- _TO BE DONE_
Return the listing below verbatim. Pictures do not belong in the copy.

- _DATA TO PROCESS_
## begin

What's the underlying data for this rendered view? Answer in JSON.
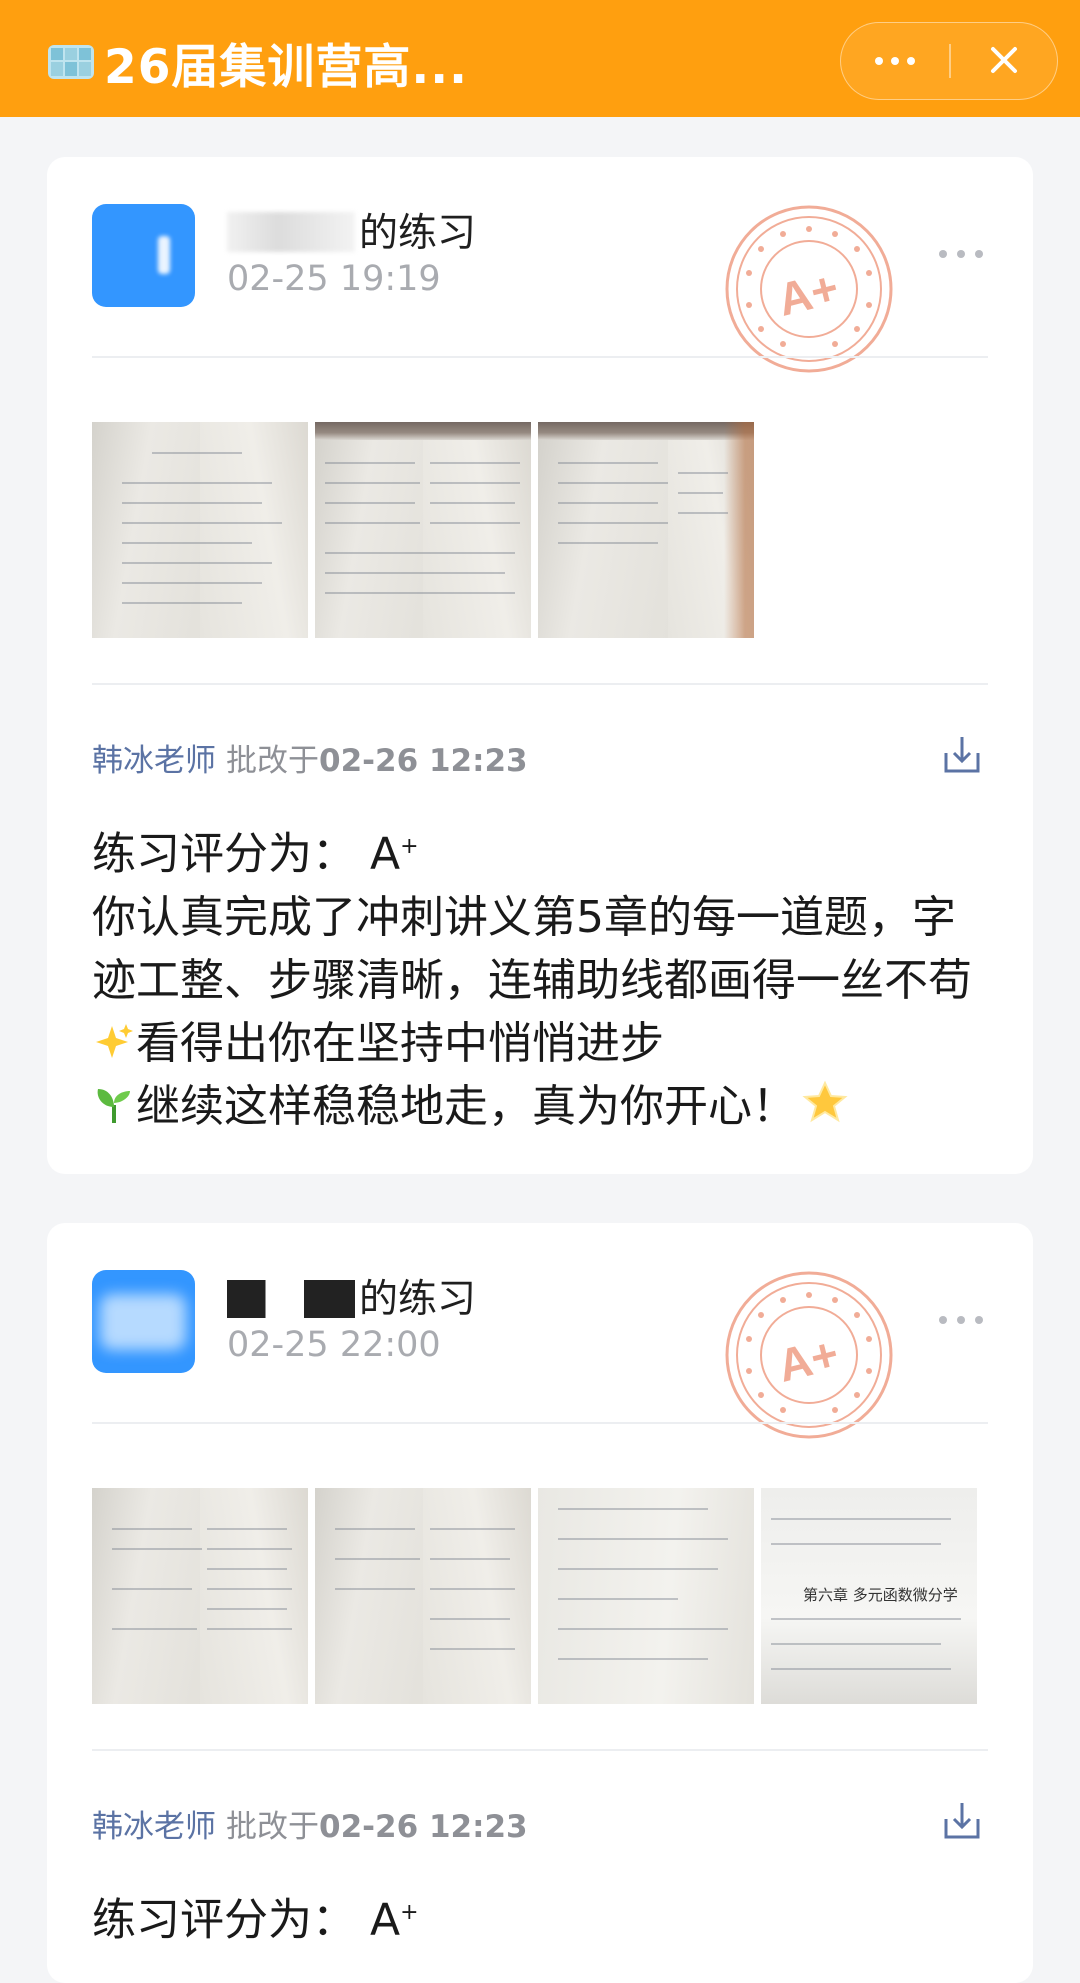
{
  "header": {
    "title": "26届集训营高...",
    "more_icon": "more-dots-icon",
    "close_icon": "close-icon",
    "background": "#ff9f0f"
  },
  "posts": [
    {
      "title_suffix": "的练习",
      "time": "02-25 19:19",
      "stamp_text": "A+",
      "review": {
        "teacher": "韩冰老师",
        "label": "批改于",
        "time": "02-26 12:23"
      },
      "comment": {
        "score_label": "练习评分为：",
        "score": "A",
        "score_sup": "+",
        "body_1": "你认真完成了冲刺讲义第5章的每一道题，字迹工整、步骤清晰，连辅助线都画得一丝不苟",
        "body_2": "看得出你在坚持中悄悄进步",
        "body_3": "继续这样稳稳地走，真为你开心！"
      }
    },
    {
      "title_suffix": "的练习",
      "time": "02-25 22:00",
      "stamp_text": "A+",
      "thumb4_chapter": "第六章  多元函数微分学",
      "review": {
        "teacher": "韩冰老师",
        "label": "批改于",
        "time": "02-26 12:23"
      },
      "comment": {
        "score_label": "练习评分为：",
        "score": "A",
        "score_sup": "+"
      }
    }
  ]
}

## end

- _RESULT BELOW_
What's the underlying data for this rendered view? Answer in JSON.
{
  "header": {
    "title": "26届集训营高...",
    "more_icon": "more-dots-icon",
    "close_icon": "close-icon",
    "background": "#ff9f0f"
  },
  "posts": [
    {
      "title_suffix": "的练习",
      "time": "02-25 19:19",
      "stamp_text": "A+",
      "review": {
        "teacher": "韩冰老师",
        "label": "批改于",
        "time": "02-26 12:23"
      },
      "comment": {
        "score_label": "练习评分为：",
        "score": "A",
        "score_sup": "+",
        "body_1": "你认真完成了冲刺讲义第5章的每一道题，字迹工整、步骤清晰，连辅助线都画得一丝不苟",
        "body_2": "看得出你在坚持中悄悄进步",
        "body_3": "继续这样稳稳地走，真为你开心！"
      }
    },
    {
      "title_suffix": "的练习",
      "time": "02-25 22:00",
      "stamp_text": "A+",
      "thumb4_chapter": "第六章  多元函数微分学",
      "review": {
        "teacher": "韩冰老师",
        "label": "批改于",
        "time": "02-26 12:23"
      },
      "comment": {
        "score_label": "练习评分为：",
        "score": "A",
        "score_sup": "+"
      }
    }
  ]
}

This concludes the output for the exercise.